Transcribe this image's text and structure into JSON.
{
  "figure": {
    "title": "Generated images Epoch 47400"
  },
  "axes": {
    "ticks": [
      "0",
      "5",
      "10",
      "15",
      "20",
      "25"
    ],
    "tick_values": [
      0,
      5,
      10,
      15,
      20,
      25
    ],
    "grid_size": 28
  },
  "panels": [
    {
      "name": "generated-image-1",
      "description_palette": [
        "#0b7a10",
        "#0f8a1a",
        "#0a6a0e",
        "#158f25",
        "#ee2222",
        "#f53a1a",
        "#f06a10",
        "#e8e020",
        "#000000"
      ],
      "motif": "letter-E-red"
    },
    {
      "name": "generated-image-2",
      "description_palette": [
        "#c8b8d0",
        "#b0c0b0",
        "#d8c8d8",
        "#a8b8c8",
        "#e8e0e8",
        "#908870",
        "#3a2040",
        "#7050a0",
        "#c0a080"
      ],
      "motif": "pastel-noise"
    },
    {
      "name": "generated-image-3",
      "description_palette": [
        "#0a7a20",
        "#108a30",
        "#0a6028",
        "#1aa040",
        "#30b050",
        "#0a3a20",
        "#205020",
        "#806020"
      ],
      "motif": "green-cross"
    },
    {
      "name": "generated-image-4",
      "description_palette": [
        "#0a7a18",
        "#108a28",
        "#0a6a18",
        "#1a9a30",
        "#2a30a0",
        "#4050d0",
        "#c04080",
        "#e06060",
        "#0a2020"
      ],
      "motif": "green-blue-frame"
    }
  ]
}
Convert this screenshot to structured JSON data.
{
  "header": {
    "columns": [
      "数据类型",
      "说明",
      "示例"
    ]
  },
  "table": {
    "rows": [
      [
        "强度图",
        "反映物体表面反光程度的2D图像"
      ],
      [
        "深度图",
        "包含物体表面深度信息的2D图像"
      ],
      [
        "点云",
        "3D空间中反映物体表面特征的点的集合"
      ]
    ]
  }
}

Your task: Each entry above is to be set down again in exactly the same words.

Complete answer:
Transcribe this image's text and structure into JSON.
{
  "figure": {
    "title": "Generated images Epoch 47400"
  },
  "axes": {
    "ticks": [
      "0",
      "5",
      "10",
      "15",
      "20",
      "25"
    ],
    "tick_values": [
      0,
      5,
      10,
      15,
      20,
      25
    ],
    "grid_size": 28
  },
  "panels": [
    {
      "name": "generated-image-1",
      "description_palette": [
        "#0b7a10",
        "#0f8a1a",
        "#0a6a0e",
        "#158f25",
        "#ee2222",
        "#f53a1a",
        "#f06a10",
        "#e8e020",
        "#000000"
      ],
      "motif": "letter-E-red"
    },
    {
      "name": "generated-image-2",
      "description_palette": [
        "#c8b8d0",
        "#b0c0b0",
        "#d8c8d8",
        "#a8b8c8",
        "#e8e0e8",
        "#908870",
        "#3a2040",
        "#7050a0",
        "#c0a080"
      ],
      "motif": "pastel-noise"
    },
    {
      "name": "generated-image-3",
      "description_palette": [
        "#0a7a20",
        "#108a30",
        "#0a6028",
        "#1aa040",
        "#30b050",
        "#0a3a20",
        "#205020",
        "#806020"
      ],
      "motif": "green-cross"
    },
    {
      "name": "generated-image-4",
      "description_palette": [
        "#0a7a18",
        "#108a28",
        "#0a6a18",
        "#1a9a30",
        "#2a30a0",
        "#4050d0",
        "#c04080",
        "#e06060",
        "#0a2020"
      ],
      "motif": "green-blue-frame"
    }
  ]
}
Convert this screenshot to structured JSON data.
{
  "header": {
    "columns": [
      "数据类型",
      "说明",
      "示例"
    ]
  },
  "table": {
    "rows": [
      [
        "强度图",
        "反映物体表面反光程度的2D图像"
      ],
      [
        "深度图",
        "包含物体表面深度信息的2D图像"
      ],
      [
        "点云",
        "3D空间中反映物体表面特征的点的集合"
      ]
    ]
  }
}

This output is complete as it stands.